-- START OF Input records --

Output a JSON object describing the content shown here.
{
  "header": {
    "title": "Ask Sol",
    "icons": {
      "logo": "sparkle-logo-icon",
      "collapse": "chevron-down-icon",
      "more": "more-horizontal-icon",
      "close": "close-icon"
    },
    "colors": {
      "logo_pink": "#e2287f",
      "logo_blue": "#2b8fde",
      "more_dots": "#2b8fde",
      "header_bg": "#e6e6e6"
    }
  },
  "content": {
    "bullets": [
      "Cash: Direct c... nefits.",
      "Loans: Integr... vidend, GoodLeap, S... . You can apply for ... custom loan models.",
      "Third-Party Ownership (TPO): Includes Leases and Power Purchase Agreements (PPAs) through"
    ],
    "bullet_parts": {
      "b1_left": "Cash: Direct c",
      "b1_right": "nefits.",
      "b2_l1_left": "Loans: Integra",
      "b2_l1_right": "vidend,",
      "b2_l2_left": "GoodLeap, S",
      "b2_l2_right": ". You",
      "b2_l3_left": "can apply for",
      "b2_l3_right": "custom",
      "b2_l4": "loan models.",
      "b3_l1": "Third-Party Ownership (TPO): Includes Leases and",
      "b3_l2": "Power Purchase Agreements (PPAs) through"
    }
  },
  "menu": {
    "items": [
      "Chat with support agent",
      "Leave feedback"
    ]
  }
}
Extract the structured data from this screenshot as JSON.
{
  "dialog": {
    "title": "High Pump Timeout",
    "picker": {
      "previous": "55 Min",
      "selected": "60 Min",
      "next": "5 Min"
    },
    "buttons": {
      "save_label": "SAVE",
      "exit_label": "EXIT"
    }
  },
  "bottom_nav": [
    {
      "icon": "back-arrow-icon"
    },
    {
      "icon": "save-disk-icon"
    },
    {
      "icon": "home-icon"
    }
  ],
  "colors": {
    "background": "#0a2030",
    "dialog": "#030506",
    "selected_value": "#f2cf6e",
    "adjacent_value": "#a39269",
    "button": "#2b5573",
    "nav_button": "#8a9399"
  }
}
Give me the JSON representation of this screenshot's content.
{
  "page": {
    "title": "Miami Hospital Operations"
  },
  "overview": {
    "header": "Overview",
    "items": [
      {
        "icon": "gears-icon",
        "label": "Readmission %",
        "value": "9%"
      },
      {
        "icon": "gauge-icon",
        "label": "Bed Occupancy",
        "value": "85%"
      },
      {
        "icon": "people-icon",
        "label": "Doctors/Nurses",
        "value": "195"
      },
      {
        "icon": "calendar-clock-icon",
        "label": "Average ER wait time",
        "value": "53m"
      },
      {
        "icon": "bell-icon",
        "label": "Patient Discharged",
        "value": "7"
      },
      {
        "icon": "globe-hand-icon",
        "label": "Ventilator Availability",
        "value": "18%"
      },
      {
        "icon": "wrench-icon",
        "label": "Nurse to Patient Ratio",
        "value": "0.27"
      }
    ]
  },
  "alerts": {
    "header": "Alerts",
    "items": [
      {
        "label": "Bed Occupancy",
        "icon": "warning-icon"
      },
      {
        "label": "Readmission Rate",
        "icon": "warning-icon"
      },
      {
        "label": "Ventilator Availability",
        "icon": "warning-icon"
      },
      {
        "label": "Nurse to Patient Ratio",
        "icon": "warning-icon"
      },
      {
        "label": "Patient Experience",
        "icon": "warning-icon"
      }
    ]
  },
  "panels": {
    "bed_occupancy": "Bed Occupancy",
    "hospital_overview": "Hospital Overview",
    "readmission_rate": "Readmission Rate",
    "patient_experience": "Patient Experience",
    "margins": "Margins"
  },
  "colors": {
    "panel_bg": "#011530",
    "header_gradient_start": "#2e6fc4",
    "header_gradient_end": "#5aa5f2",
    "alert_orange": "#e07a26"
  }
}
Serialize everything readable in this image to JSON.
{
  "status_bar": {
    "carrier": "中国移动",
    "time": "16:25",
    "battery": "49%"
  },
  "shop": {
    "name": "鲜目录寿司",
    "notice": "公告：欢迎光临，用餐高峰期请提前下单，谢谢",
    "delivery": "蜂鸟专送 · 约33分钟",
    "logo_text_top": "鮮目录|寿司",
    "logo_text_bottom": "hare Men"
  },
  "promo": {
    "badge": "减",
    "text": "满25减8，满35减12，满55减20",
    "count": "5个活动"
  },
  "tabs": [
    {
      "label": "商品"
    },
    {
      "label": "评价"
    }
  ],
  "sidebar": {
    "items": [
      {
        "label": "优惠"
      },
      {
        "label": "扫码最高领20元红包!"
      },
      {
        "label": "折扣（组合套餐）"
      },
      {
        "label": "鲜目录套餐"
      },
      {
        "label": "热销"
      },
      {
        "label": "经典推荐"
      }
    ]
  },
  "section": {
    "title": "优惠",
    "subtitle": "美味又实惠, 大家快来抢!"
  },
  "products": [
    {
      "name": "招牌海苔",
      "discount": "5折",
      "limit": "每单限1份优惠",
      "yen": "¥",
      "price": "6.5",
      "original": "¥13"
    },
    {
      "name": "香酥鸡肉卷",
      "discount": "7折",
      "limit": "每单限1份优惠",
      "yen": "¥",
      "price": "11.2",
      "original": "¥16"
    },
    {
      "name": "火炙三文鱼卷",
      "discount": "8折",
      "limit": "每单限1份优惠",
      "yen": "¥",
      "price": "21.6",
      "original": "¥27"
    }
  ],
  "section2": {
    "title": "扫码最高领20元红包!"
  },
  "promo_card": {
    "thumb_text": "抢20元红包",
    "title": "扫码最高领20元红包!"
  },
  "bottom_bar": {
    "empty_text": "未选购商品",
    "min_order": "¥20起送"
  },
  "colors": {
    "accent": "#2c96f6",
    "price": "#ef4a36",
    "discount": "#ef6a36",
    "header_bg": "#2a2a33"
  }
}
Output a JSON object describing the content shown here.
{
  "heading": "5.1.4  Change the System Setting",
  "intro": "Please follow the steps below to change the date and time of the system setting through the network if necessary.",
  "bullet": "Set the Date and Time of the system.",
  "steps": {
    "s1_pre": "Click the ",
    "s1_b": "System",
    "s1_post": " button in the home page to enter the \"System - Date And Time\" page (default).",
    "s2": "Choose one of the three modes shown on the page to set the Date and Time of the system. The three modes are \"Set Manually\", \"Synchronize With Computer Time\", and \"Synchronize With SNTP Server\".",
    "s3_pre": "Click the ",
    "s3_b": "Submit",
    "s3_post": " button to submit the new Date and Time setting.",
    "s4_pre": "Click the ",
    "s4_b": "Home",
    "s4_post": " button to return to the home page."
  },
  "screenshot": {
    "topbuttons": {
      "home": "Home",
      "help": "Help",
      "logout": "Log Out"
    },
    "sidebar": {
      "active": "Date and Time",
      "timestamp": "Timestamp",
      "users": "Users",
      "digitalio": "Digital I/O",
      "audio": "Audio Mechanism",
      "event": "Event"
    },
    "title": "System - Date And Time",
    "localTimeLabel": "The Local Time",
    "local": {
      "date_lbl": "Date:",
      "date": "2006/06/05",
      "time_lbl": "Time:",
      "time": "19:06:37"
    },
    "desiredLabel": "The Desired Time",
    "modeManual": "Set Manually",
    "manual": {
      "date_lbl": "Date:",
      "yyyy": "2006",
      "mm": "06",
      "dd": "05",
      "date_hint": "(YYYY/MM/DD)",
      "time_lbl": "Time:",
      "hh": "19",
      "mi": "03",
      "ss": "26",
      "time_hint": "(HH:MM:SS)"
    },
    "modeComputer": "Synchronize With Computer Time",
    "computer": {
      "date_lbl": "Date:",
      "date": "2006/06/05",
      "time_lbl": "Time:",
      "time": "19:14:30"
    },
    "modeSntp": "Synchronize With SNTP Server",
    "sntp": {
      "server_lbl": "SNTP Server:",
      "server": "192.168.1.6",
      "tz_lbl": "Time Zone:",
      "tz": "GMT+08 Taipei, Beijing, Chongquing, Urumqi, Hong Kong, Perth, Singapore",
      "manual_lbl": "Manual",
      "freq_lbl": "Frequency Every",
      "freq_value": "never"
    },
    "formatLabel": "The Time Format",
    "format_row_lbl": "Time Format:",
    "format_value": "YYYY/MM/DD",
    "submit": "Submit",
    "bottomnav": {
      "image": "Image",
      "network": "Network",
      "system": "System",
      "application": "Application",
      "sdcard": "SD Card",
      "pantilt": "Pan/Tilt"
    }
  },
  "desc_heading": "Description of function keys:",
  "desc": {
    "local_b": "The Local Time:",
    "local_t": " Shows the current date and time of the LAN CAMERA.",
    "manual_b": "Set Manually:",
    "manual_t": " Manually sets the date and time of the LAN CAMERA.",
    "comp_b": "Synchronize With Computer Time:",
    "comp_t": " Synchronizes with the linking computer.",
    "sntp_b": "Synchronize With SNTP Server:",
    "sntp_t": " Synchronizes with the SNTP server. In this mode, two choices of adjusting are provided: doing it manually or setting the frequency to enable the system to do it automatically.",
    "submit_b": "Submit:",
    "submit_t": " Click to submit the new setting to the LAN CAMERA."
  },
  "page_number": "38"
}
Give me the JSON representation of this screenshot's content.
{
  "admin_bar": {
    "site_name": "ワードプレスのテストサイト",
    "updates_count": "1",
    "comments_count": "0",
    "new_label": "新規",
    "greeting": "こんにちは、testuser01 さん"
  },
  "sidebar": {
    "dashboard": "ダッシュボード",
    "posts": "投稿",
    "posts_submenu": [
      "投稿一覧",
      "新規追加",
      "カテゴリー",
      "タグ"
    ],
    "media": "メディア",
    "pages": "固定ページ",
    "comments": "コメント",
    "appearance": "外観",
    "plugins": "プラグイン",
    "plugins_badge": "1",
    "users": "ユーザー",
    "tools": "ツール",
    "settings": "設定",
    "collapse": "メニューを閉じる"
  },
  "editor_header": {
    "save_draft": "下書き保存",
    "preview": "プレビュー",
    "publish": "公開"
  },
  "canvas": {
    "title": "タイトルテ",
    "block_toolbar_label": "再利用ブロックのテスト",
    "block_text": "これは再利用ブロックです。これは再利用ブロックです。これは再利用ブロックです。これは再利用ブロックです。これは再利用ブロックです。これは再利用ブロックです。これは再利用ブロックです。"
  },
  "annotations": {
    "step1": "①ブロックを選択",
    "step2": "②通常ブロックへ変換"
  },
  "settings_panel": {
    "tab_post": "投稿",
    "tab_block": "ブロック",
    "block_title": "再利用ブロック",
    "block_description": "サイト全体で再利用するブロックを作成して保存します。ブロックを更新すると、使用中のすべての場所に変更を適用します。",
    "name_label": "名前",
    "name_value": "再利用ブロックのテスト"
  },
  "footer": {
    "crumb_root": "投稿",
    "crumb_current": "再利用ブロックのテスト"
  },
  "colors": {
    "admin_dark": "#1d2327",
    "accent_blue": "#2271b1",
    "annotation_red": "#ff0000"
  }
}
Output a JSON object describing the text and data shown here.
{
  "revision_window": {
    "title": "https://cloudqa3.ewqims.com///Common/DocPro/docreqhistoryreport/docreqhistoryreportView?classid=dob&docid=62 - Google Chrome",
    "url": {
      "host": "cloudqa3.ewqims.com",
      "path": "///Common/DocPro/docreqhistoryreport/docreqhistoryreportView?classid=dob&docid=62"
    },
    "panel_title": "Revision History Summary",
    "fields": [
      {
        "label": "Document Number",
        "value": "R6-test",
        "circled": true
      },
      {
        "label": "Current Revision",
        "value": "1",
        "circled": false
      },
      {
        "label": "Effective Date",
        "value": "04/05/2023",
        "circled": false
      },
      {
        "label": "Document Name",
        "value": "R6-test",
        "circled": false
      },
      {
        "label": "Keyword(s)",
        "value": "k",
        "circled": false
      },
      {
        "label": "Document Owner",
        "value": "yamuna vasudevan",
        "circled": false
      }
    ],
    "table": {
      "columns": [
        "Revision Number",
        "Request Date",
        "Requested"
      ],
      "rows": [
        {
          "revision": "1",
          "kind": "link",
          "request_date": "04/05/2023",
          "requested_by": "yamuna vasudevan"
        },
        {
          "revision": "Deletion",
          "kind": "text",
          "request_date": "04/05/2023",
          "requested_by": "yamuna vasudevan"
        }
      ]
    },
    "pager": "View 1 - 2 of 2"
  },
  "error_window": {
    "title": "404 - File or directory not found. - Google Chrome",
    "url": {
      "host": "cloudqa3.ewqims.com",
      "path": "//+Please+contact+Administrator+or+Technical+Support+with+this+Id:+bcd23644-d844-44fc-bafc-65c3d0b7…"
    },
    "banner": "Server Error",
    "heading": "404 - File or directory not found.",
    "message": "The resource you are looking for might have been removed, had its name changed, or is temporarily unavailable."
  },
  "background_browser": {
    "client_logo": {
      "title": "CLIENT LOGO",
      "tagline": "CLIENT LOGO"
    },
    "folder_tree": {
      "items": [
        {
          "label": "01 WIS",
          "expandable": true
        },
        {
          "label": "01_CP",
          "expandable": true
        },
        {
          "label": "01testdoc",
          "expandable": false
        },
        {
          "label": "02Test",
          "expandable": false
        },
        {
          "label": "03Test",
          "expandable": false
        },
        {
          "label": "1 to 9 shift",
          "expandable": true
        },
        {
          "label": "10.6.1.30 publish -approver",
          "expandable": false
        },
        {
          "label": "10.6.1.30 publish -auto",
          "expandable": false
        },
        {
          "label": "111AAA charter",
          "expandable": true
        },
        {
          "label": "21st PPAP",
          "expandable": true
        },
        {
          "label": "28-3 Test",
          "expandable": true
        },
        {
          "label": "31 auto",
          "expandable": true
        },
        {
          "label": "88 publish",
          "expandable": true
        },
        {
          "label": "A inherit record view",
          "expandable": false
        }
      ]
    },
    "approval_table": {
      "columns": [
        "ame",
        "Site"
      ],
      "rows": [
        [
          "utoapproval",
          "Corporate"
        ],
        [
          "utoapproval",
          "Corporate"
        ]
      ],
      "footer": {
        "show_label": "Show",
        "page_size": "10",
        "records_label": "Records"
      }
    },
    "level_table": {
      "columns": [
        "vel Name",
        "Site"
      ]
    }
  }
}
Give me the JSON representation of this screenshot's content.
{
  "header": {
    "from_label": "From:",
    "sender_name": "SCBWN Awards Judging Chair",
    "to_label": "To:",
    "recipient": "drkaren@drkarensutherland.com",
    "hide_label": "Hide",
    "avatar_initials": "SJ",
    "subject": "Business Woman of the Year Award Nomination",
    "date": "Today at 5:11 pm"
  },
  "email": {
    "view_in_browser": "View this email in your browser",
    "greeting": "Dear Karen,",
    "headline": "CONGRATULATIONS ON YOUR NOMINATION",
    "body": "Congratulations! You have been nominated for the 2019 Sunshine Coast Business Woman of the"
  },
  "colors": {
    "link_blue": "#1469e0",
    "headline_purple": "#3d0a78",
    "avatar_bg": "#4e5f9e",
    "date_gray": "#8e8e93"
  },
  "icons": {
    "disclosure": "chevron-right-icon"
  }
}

-- END OF Input records --

Aim. Only the number is needed: state how many lines in the listing contain "Chrome".

Task result. 2